Data extract:
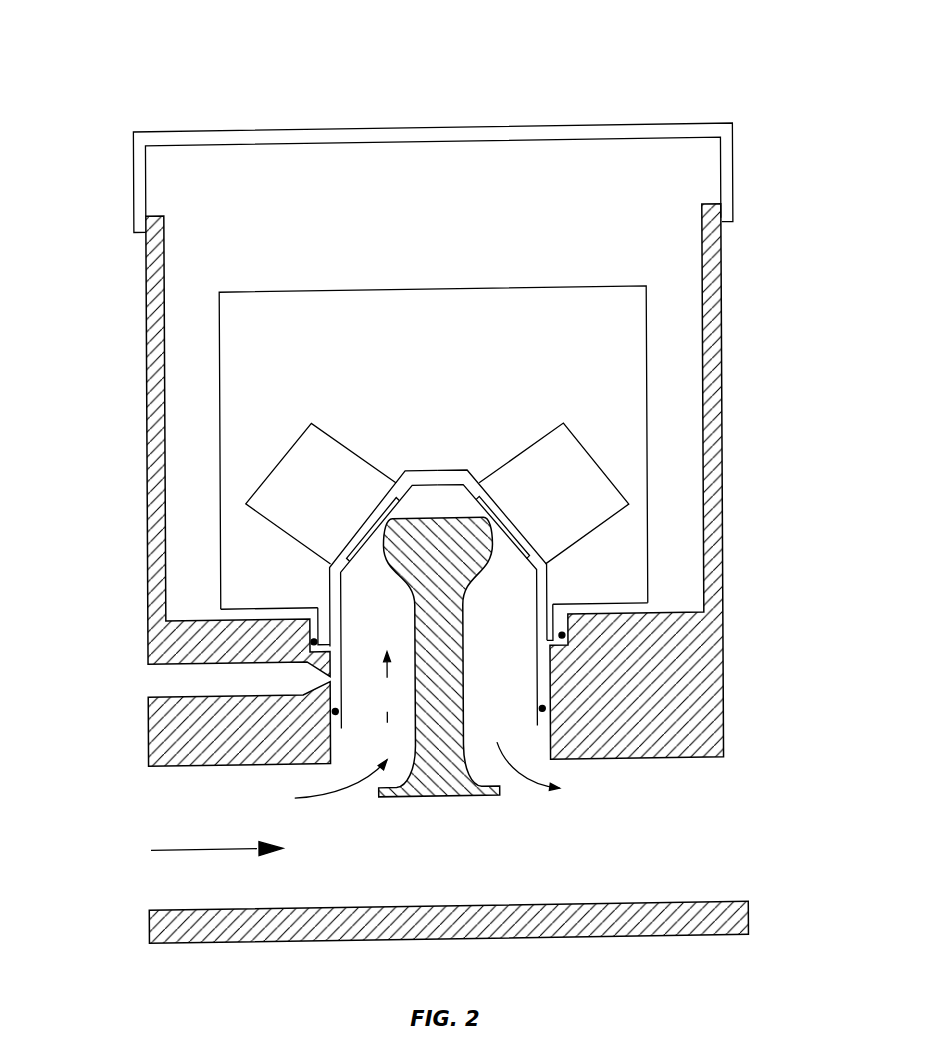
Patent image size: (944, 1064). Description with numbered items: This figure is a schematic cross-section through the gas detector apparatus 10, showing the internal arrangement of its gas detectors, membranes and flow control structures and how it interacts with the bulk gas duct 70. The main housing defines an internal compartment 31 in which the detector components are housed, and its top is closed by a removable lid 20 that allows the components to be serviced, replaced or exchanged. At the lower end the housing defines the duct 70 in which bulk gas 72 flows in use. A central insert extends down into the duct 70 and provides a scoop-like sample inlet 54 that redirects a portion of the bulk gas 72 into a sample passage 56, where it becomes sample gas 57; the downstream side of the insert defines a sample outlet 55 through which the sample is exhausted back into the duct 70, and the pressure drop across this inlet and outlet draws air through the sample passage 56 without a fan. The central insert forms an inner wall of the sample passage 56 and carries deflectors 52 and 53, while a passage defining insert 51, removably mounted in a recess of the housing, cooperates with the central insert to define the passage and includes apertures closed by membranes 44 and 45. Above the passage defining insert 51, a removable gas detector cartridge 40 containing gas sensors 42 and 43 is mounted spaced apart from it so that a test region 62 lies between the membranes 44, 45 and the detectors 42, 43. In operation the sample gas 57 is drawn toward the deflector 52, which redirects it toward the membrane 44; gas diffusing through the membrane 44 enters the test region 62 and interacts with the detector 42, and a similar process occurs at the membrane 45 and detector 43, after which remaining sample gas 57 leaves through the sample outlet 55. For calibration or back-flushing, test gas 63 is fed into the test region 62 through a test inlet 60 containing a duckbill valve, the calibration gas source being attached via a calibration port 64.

The gas detector apparatus 10 is at (115, 383).
The lid 20 is at (290, 126).
The internal compartment 31 is at (684, 286).
The gas detector cartridge 40 is at (274, 288).
The gas sensor 42 is at (306, 499).
The gas sensor 43 is at (541, 496).
The membrane 44 is at (346, 544).
The membrane 45 is at (526, 546).
The passage defining insert 51 is at (539, 689).
The deflector 52 is at (341, 582).
The deflector 53 is at (564, 636).
The sample inlet 54 is at (341, 779).
The sample outlet 55 is at (528, 766).
The sample passage 56 is at (363, 623).
The sample gas 57 is at (373, 705).
The test inlet 60 is at (225, 685).
The test region 62 is at (345, 560).
The test gas 63 is at (770, 523).
The calibration port 64 is at (142, 677).
The bulk gas duct 70 is at (586, 854).
The bulk gas 72 is at (217, 846).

What to work on: Collect every line above that contains the string "extends", matching case exactly.

Answer to this task:
Patent image size: (944, 1064). Description with numbered items: This figure is a schematic cross-section through the gas detector apparatus 10, showing the internal arrangement of its gas detectors, membranes and flow control structures and how it interacts with the bulk gas duct 70. The main housing defines an internal compartment 31 in which the detector components are housed, and its top is closed by a removable lid 20 that allows the components to be serviced, replaced or exchanged. At the lower end the housing defines the duct 70 in which bulk gas 72 flows in use. A central insert extends down into the duct 70 and provides a scoop-like sample inlet 54 that redirects a portion of the bulk gas 72 into a sample passage 56, where it becomes sample gas 57; the downstream side of the insert defines a sample outlet 55 through which the sample is exhausted back into the duct 70, and the pressure drop across this inlet and outlet draws air through the sample passage 56 without a fan. The central insert forms an inner wall of the sample passage 56 and carries deflectors 52 and 53, while a passage defining insert 51, removably mounted in a recess of the housing, cooperates with the central insert to define the passage and includes apertures closed by membranes 44 and 45. Above the passage defining insert 51, a removable gas detector cartridge 40 containing gas sensors 42 and 43 is mounted spaced apart from it so that a test region 62 lies between the membranes 44, 45 and the detectors 42, 43. In operation the sample gas 57 is drawn toward the deflector 52, which redirects it toward the membrane 44; gas diffusing through the membrane 44 enters the test region 62 and interacts with the detector 42, and a similar process occurs at the membrane 45 and detector 43, after which remaining sample gas 57 leaves through the sample outlet 55. For calibration or back-flushing, test gas 63 is fed into the test region 62 through a test inlet 60 containing a duckbill valve, the calibration gas source being attached via a calibration port 64.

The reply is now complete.